[Entries]:
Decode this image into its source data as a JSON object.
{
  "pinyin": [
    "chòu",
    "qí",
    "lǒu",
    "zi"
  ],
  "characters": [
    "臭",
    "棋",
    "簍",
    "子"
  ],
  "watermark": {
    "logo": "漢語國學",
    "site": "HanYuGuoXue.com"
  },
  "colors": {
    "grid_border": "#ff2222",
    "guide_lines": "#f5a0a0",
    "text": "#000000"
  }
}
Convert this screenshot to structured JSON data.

* * *

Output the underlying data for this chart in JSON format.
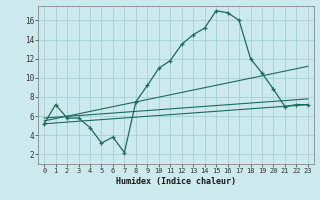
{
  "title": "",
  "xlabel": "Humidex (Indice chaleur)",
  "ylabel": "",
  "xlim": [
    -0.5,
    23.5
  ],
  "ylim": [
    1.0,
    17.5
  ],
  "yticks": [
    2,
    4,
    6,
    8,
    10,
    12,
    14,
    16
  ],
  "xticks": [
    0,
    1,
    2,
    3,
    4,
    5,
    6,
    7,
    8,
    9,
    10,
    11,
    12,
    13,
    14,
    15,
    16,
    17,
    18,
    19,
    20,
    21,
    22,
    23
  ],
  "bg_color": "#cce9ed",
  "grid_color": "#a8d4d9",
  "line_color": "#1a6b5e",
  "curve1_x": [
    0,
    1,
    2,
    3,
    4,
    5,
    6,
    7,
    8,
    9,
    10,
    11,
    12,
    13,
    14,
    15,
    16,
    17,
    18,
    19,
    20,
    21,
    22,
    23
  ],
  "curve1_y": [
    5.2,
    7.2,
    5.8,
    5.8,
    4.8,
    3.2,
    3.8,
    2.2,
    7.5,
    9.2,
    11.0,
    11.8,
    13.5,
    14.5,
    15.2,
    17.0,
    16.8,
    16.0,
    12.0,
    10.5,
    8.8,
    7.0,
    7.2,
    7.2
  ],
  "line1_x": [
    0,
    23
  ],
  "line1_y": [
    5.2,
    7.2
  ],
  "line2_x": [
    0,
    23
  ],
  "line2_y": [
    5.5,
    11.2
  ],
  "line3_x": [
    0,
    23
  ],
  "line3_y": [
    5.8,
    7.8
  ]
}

--

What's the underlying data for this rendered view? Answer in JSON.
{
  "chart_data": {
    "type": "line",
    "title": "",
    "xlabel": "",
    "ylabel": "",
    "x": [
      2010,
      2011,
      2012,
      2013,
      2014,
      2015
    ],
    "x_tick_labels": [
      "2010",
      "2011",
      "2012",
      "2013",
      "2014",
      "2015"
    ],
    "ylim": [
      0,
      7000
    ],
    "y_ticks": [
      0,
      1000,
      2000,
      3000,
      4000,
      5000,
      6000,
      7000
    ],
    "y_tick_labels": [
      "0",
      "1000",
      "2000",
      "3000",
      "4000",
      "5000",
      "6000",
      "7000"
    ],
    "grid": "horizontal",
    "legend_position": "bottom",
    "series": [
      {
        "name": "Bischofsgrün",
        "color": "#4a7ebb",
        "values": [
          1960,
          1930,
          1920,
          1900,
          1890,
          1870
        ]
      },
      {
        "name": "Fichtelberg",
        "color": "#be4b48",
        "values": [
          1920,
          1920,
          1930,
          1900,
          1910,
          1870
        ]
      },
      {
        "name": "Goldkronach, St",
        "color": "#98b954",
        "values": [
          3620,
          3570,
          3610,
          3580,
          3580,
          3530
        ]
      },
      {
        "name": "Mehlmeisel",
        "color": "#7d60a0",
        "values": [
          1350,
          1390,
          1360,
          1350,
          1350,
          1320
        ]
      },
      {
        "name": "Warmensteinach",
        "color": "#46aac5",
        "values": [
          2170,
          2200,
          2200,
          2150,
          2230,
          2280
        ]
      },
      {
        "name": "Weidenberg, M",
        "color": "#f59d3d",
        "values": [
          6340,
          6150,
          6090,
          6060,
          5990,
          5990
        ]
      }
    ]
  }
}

[What you need to do]: Reproduce exactly the lines from the line with "Decode this image" through the line with "Convert this screenshot", both end lines included, and only those lines.

[Correct answer]:
Decode this image into its source data as a JSON object.
{
  "pinyin": [
    "chòu",
    "qí",
    "lǒu",
    "zi"
  ],
  "characters": [
    "臭",
    "棋",
    "簍",
    "子"
  ],
  "watermark": {
    "logo": "漢語國學",
    "site": "HanYuGuoXue.com"
  },
  "colors": {
    "grid_border": "#ff2222",
    "guide_lines": "#f5a0a0",
    "text": "#000000"
  }
}
Convert this screenshot to structured JSON data.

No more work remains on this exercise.